_Direction_
Please decide whether each statement below agrees with the passage on directional hearing. Answer yes or no, and quote the words from the passage that settle it.
(a) Interaural time differences dominate directional hearing below about 1 kHz.
(b) Once head tracking was switched off, the mono source immediately moved back inside the listener's head.
(c) Damaske found that the drift depended on the direction the reflections came from.

_Passage shown_
---

Interaural time differences, ITD, predominate directional hearing below about 1 kHz, while interaural level differences, ILD, are perceptually used above. The frequency responses of these pressure differences are difficult to interpret as to their specific meaning, FIG. 6. When modeled and applied in combination with head movement tracking, where the ear signals change according to the direction the listener is facing, then the head-related-transfer-function, HRTF, leads to the perception of natural direction, distance and spatial spread of a recorded sound source.

For example, I listened to a mono recording over headphones. The AS was located right between my ears, inside my head. With head tracking activated and after a few left-right turns of my head the AS was perceived as coming from a source clear across the room. It stayed in that location when I turned 360⁰. When head tracking was turned off, the source still remained across the room. It took several left-right turns before the source started sliding towards me with increasing speed and located itself inside my head again.

A similar perception occurs in an anechoic chamber when the listener's head is clamped and the source is not visible. The AS is perceived as being located inside the head.

A pair of highly directional loudspeakers in a dead room can create a center phantom source of a singer that is located in front of the plane of the loudspeakers and closer to the listener. But it is not perceived inside the head, because the ear signals change with head movement and usually there are visual distance cues.

FIG. 6 Typical frequency responses for interaural level and time
differences in the horizontal plane [1]

We have this amazing hard-wired ability to automatically compensate for the changes in ear signals that occur with head turning. The tonal character or timbre is independent of the direction to the source. In Theile's Association Model [2] of hearing, FIG. 7, the outer ear and head shape the frequency response M at left and right eardrums. Inside the brain an inverse filter M^-1 corrects for the response change to assist in recognizing the source timbre independent of its location relative to the direction of view. Clearly this must be a survival mechanism.

You can easily demonstrate to yourself the invariability of timbre in various situations. We do not even notice it, because it is a normal part of life. But when you realize that all along the eardrum signals change significantly, then it is good reason to marvel.

FIG. 7 Principal function of the Association Model [2]

1.2 Multiple Sources, Reflections, Reverberation, Space

In FIG. 5 above I have indicated five separate sources and their reflections, which might represent a real situation like a cocktail party in a room or an outdoor acoustic scene in nature with birds, dogs and people. We are well adapted to localize different sources even in the presence of strong reflections and to differentiate between them. However the auditory processes involved are difficult to study and therefore the bulk of the investigations has dealt with a single source and a single reflection in an otherwise anechoic environment. One must be careful to draw conclusions for multiple sources and the effects of reflections. We have the ability to focus attention onto specific sources and to move what is static or not of interest beyond our momentary acoustic horizon.

Damaske investigated the effect of up to six reflections at various angles upon the lateral drift threshold for a single frontal source of continuous speech [4]. He found no relevant drift for the center of the voice and no dependence upon the direction of the reflections! The six reflections had threshold levels of:
R1 = +1.1dB, 6 ms
R2 = +5.3 dB, 12 ms
R3 = +12 dB, 18 ms
R4 = +15.8 dB, 24 ms
R5 = +20.3 dB, 31 ms
R6 = +23.4 dB, 37 ms
Though the voice stayed centered in front it increasingly spread with more reflections and regardless of their angle of incidence. A certain degree of diffuseness is given automatically if reflections arrive from whatever direction. With 6 reflections the voice spread nearly 270⁰ around the listener. There were 28 testers.

---

_Given information_
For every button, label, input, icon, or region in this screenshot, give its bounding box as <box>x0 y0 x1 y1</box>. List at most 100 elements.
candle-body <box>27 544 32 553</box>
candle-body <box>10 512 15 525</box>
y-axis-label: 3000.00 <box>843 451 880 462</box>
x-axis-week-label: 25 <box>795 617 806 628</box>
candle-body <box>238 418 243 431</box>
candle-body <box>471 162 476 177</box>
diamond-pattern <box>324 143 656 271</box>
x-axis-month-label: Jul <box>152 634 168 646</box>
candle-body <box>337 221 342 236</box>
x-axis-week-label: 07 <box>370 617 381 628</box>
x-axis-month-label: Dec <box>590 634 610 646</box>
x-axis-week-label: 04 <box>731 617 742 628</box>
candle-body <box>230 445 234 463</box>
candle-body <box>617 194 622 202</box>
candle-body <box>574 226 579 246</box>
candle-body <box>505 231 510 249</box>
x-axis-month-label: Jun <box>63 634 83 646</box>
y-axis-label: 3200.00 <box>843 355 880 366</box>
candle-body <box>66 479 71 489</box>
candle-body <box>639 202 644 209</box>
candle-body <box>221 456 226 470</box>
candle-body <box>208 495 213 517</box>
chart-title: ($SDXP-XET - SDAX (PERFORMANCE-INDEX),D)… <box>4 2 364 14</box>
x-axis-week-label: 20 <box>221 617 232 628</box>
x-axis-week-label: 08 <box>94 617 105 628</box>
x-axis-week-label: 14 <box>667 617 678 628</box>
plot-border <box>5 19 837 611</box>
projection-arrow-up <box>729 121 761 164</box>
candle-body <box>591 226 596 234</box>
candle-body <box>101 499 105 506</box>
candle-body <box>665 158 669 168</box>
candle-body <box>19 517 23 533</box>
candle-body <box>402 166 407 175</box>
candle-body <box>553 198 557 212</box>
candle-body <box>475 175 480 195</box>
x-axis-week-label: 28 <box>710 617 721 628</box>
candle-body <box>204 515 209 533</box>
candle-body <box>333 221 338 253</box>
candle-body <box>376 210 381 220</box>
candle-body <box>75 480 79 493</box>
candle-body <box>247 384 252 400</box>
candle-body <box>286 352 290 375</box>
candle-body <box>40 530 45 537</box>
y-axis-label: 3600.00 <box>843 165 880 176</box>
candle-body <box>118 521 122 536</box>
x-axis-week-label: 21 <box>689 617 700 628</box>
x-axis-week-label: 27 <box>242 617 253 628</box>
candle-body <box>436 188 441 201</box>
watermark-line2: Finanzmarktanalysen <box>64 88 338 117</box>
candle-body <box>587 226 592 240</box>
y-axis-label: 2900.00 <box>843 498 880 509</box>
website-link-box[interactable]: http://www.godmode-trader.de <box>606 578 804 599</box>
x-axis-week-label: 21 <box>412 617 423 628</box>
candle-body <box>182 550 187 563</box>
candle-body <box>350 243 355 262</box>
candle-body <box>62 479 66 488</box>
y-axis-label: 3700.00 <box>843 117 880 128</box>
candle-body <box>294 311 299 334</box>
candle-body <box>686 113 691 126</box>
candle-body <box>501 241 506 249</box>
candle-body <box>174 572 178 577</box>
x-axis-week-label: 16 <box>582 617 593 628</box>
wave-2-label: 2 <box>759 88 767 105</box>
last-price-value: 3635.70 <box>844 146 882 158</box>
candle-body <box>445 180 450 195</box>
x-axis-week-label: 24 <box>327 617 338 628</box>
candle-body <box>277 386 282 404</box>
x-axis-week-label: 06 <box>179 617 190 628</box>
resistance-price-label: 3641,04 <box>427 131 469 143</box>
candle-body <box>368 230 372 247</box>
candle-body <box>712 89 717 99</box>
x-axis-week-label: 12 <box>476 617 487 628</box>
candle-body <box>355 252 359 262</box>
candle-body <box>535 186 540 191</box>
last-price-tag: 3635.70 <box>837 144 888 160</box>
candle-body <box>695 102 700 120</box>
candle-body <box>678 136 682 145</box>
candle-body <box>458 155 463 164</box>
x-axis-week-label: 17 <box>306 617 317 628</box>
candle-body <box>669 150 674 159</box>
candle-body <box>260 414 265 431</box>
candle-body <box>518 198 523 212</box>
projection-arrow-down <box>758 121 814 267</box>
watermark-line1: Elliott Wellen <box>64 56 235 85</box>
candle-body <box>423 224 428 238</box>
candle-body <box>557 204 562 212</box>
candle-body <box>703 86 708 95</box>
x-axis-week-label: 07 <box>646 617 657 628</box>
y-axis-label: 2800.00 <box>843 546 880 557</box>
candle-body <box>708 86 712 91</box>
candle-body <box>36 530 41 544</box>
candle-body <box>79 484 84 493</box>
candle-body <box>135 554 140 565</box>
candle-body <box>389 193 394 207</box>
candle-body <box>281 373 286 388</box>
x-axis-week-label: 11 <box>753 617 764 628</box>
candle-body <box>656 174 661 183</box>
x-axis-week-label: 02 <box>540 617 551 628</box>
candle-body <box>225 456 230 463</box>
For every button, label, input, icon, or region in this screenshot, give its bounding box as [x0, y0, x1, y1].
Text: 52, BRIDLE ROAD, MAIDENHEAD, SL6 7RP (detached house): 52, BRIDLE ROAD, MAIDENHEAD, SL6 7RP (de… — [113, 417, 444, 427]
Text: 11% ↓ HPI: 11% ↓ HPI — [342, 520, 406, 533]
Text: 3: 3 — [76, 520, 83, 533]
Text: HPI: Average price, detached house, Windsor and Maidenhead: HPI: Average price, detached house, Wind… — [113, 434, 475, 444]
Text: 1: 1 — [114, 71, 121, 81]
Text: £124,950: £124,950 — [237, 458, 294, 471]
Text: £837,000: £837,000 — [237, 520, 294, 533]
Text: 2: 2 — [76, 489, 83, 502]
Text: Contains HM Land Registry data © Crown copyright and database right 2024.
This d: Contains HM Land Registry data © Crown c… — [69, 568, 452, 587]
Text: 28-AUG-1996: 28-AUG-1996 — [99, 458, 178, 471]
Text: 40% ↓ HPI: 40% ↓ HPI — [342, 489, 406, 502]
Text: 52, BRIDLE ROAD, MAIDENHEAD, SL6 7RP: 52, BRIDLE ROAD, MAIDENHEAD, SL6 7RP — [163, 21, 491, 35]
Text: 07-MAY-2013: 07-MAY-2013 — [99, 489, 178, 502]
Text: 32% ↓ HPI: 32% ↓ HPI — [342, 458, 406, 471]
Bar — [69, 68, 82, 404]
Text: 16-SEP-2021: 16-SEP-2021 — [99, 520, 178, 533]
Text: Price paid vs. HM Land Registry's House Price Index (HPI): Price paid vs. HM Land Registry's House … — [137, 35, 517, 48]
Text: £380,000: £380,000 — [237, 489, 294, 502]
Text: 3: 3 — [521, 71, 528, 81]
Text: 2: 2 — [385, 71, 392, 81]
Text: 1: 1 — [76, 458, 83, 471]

---

_Exercise result_
(a) Yes: "Interaural time differences, ITD, predominate directional hearing below about 1 kHz"
(b) No: "When head tracking was turned off, the source still remained across the room. It took several left-right turns before the source started sliding towards me"
(c) No: "He found no relevant drift for the center of the voice and no dependence upon the direction of the reflections!"